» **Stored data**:
------------------------------------------------------------
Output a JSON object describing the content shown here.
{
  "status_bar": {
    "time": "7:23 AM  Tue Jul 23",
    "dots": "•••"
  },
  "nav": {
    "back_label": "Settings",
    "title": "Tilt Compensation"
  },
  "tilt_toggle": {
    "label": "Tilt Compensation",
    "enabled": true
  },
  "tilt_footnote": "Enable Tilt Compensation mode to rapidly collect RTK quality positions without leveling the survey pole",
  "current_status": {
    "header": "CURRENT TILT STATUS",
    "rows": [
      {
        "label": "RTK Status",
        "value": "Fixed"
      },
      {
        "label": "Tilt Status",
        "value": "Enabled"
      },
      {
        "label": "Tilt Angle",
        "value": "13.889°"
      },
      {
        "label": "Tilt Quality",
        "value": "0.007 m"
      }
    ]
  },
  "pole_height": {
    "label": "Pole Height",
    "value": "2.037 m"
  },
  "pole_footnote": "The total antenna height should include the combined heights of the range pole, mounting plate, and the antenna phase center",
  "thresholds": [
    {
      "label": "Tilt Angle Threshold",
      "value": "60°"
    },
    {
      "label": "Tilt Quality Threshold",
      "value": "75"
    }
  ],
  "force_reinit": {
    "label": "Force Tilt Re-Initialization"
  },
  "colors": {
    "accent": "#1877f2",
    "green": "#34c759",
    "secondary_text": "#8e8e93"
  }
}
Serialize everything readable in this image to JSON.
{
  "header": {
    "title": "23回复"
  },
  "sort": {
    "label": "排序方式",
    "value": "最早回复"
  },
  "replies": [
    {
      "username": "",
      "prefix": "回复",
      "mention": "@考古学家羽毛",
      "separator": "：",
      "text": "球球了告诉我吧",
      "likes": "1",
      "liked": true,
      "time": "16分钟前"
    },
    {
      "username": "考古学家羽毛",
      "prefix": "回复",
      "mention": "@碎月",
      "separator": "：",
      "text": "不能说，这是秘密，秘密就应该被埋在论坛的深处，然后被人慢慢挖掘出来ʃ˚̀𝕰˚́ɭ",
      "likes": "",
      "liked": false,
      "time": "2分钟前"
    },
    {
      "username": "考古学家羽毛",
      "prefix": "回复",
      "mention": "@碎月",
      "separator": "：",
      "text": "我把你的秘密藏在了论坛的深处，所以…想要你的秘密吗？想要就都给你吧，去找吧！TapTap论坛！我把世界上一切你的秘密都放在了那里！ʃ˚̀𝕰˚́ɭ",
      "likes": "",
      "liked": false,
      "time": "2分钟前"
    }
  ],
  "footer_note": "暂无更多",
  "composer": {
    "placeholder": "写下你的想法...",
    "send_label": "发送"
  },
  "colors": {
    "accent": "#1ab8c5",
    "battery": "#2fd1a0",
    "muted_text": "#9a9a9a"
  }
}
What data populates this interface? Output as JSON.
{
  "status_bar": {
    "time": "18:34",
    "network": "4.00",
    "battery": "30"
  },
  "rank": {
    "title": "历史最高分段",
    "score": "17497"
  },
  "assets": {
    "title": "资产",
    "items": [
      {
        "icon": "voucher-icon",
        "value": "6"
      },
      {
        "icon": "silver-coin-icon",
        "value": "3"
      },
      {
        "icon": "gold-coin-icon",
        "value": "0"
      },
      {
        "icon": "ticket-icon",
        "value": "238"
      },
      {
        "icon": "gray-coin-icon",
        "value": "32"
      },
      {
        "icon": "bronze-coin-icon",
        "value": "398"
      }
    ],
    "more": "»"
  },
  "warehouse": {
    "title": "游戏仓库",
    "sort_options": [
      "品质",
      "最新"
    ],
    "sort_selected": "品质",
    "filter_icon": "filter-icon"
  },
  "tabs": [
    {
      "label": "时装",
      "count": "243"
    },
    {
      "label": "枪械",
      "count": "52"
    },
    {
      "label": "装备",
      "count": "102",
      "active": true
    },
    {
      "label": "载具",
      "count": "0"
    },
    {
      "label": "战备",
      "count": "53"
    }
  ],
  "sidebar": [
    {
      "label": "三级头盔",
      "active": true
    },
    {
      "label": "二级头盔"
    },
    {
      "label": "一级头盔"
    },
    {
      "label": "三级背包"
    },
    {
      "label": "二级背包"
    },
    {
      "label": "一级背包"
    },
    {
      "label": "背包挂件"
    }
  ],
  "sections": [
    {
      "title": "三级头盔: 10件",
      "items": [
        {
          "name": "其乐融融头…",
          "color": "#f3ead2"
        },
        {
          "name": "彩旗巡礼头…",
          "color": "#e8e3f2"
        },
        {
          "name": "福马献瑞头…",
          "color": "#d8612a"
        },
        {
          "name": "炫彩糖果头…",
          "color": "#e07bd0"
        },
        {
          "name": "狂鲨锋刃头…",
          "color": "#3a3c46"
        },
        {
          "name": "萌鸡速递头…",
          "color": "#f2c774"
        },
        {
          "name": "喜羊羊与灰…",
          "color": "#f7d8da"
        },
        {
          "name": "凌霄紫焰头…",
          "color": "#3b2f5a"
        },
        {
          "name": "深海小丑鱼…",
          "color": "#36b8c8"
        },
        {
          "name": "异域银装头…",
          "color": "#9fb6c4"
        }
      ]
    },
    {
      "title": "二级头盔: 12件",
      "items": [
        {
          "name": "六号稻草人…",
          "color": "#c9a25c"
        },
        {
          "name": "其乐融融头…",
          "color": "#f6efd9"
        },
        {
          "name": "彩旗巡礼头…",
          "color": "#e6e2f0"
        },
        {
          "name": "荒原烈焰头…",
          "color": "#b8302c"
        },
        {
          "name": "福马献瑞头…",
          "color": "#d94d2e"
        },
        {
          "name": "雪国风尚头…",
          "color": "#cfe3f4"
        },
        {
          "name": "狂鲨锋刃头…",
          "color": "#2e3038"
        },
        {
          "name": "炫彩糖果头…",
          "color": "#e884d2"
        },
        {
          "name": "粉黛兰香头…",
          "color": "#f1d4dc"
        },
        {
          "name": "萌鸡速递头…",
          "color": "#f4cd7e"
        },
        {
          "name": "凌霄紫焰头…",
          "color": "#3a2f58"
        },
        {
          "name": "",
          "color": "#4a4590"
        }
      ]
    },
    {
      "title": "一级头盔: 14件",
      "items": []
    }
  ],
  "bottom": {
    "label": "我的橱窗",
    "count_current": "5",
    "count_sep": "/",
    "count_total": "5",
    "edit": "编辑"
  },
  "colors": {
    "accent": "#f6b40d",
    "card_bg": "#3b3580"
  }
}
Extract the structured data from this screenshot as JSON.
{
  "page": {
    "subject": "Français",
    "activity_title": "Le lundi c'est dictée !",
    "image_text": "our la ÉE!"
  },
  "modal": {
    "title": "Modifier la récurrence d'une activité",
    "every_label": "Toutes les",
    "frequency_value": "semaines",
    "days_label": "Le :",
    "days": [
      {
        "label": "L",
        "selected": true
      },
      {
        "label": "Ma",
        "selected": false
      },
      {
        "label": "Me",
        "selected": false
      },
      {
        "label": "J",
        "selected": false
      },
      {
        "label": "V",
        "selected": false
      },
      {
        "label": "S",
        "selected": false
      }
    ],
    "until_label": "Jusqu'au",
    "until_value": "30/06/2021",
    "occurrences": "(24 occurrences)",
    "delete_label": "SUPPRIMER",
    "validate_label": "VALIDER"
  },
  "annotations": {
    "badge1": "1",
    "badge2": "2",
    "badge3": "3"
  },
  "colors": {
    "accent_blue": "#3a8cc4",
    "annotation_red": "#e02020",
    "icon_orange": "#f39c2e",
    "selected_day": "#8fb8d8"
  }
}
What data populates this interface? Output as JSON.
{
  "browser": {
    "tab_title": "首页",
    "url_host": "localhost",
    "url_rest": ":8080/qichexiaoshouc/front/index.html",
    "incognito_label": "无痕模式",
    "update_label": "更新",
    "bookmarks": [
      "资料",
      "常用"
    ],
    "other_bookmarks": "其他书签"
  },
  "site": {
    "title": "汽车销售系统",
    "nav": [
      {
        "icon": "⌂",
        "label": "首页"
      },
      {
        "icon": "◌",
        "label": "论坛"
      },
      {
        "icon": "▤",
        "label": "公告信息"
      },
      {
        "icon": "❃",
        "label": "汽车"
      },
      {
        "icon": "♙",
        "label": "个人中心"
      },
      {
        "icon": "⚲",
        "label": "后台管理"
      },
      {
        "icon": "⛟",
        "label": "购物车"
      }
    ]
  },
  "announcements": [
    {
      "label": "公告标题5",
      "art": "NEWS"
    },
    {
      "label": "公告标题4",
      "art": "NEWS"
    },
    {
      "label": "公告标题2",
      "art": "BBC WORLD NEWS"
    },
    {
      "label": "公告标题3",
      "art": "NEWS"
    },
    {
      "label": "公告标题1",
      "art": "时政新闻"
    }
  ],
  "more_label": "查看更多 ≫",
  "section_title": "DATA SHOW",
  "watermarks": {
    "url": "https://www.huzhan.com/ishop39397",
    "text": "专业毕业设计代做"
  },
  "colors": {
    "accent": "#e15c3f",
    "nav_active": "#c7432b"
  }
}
------------------------------------------------------------
» **Instructions to follow**:
Copy, from the material, each line that holds the string "Angle".

» **Completed exercise**:
        "label": "Tilt Angle",
      "label": "Tilt Angle Threshold",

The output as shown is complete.